> _Problem requirements_
Find the word "moon" in the listing; pull out each line holding it.

--- start Data to process ---

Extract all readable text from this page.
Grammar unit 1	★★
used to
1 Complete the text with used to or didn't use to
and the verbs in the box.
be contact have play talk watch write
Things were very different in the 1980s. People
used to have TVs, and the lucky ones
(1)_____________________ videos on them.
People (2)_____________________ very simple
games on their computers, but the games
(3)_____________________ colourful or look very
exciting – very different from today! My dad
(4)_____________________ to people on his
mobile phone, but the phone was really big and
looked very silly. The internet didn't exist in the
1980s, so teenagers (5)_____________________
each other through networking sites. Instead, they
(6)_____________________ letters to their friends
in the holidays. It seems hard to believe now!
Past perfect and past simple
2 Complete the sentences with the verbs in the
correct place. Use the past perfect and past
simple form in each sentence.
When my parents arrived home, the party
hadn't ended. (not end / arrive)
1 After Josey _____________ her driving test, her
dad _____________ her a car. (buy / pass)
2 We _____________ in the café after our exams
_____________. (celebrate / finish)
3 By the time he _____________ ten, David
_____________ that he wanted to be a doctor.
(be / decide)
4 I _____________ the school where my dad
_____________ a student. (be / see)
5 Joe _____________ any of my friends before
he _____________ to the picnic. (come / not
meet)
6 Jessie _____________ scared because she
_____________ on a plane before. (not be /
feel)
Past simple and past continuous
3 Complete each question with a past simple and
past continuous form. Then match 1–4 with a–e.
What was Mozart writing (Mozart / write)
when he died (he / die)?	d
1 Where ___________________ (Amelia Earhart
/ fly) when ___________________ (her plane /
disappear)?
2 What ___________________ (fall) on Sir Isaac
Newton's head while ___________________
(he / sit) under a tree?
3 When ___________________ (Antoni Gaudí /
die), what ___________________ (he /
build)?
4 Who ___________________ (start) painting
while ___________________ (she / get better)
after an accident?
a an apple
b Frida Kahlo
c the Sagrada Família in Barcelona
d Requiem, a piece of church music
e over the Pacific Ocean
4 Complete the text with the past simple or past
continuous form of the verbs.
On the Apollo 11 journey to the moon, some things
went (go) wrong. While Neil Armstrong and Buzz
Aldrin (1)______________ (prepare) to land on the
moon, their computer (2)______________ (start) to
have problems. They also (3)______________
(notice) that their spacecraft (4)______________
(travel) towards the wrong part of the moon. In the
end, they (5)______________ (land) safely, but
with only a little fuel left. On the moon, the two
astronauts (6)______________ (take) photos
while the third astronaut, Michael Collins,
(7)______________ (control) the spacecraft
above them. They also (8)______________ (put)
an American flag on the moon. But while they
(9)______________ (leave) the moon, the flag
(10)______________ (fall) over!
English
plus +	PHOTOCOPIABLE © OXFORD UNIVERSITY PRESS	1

--- end Data to process ---
--- start Data to process ---

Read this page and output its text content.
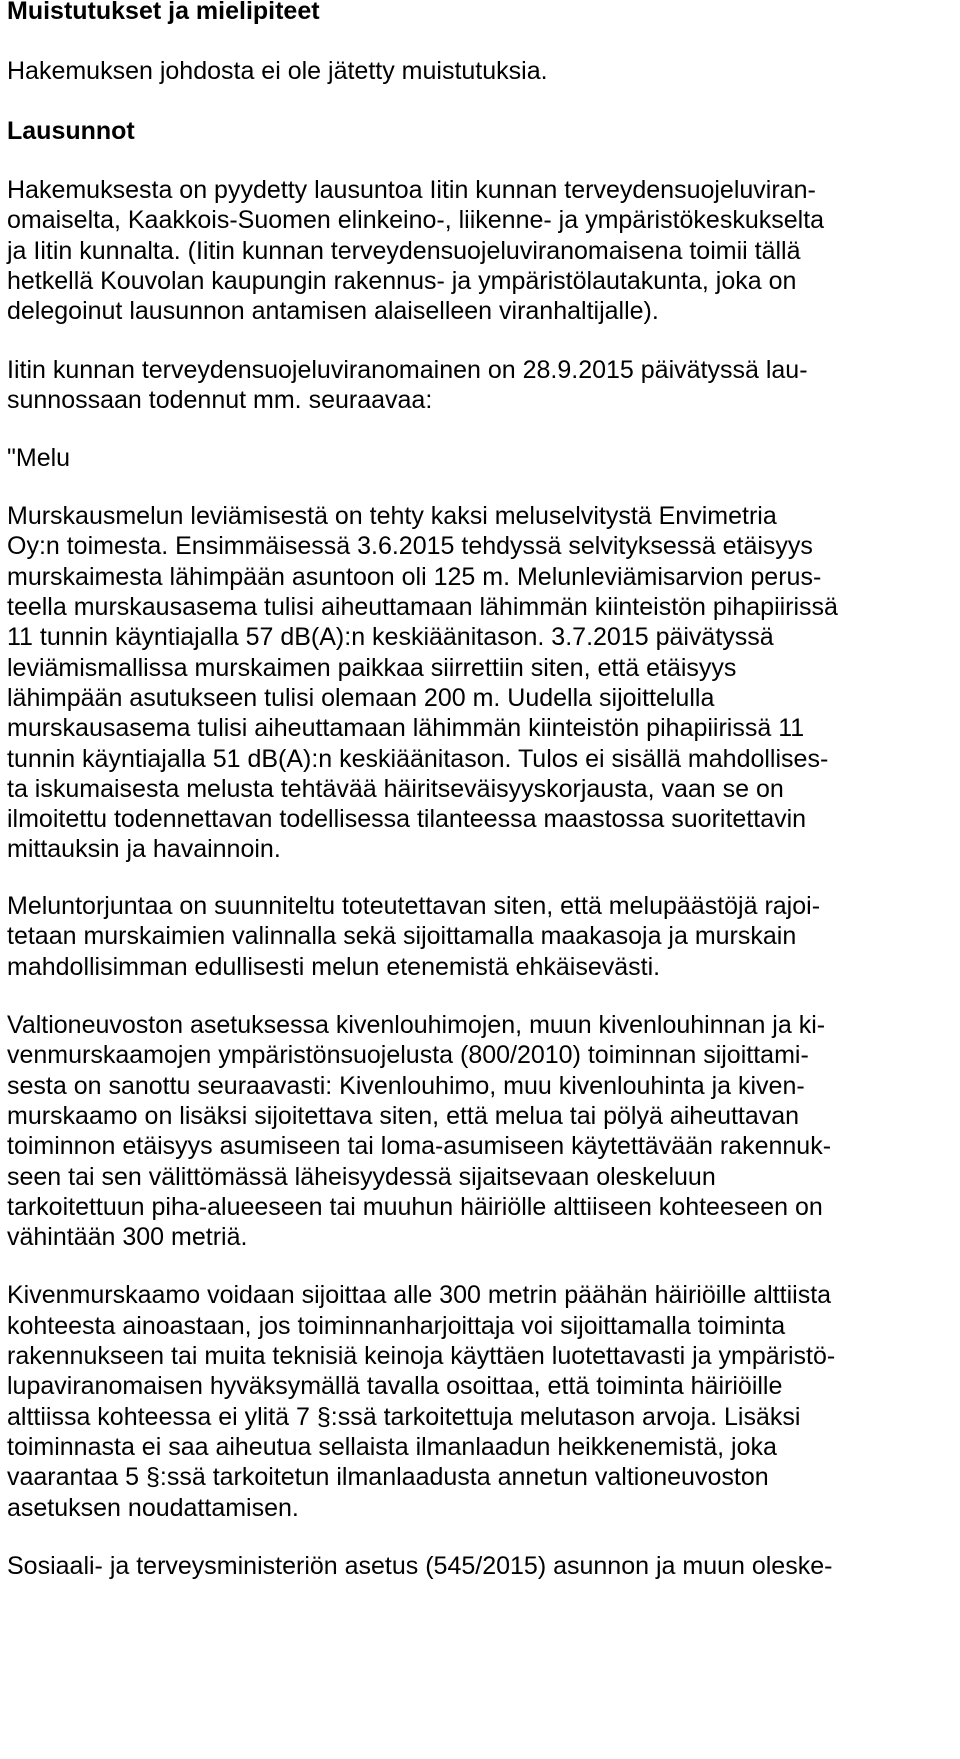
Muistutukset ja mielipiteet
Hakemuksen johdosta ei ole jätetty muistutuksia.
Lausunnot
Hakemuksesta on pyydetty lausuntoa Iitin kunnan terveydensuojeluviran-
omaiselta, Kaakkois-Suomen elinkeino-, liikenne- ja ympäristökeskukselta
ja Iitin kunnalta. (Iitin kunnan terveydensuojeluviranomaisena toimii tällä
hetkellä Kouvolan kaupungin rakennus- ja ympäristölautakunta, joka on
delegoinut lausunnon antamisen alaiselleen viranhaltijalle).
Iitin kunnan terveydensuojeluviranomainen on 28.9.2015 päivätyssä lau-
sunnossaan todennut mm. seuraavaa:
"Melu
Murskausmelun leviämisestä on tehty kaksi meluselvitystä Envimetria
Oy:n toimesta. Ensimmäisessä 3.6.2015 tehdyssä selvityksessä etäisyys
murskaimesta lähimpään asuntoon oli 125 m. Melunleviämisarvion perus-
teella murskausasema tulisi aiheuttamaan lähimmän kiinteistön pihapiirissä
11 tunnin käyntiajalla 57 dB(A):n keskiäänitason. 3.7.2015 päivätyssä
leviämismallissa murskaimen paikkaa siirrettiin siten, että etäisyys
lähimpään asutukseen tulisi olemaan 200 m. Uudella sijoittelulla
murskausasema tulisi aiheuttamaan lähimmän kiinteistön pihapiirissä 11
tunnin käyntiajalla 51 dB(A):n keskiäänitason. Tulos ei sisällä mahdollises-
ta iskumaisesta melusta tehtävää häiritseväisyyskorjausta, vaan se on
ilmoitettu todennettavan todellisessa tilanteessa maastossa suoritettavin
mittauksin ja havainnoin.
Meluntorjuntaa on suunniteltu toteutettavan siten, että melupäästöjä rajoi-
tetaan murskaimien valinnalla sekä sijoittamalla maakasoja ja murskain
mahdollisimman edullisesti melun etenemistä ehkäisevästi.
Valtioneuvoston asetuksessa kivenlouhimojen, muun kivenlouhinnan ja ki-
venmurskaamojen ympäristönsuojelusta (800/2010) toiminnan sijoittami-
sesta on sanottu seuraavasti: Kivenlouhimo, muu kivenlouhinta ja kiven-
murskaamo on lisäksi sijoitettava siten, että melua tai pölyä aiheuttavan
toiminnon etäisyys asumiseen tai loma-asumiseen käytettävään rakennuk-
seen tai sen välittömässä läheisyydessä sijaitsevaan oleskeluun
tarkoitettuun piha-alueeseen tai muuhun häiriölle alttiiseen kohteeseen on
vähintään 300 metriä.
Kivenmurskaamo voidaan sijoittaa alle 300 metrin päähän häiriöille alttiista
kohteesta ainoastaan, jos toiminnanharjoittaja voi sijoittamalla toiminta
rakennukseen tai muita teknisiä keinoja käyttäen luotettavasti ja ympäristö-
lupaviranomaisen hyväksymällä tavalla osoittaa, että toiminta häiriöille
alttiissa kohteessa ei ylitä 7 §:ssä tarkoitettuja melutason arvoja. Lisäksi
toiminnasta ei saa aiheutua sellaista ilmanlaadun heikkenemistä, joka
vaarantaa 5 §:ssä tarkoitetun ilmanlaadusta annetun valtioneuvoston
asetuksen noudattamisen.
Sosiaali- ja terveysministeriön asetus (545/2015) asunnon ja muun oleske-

--- end Data to process ---

> _Response below_
On the Apollo 11 journey to the moon, some things
moon, their computer (2)______________ (start) to
(travel) towards the wrong part of the moon. In the
with only a little fuel left. On the moon, the two
an American flag on the moon. But while they
(9)______________ (leave) the moon, the flag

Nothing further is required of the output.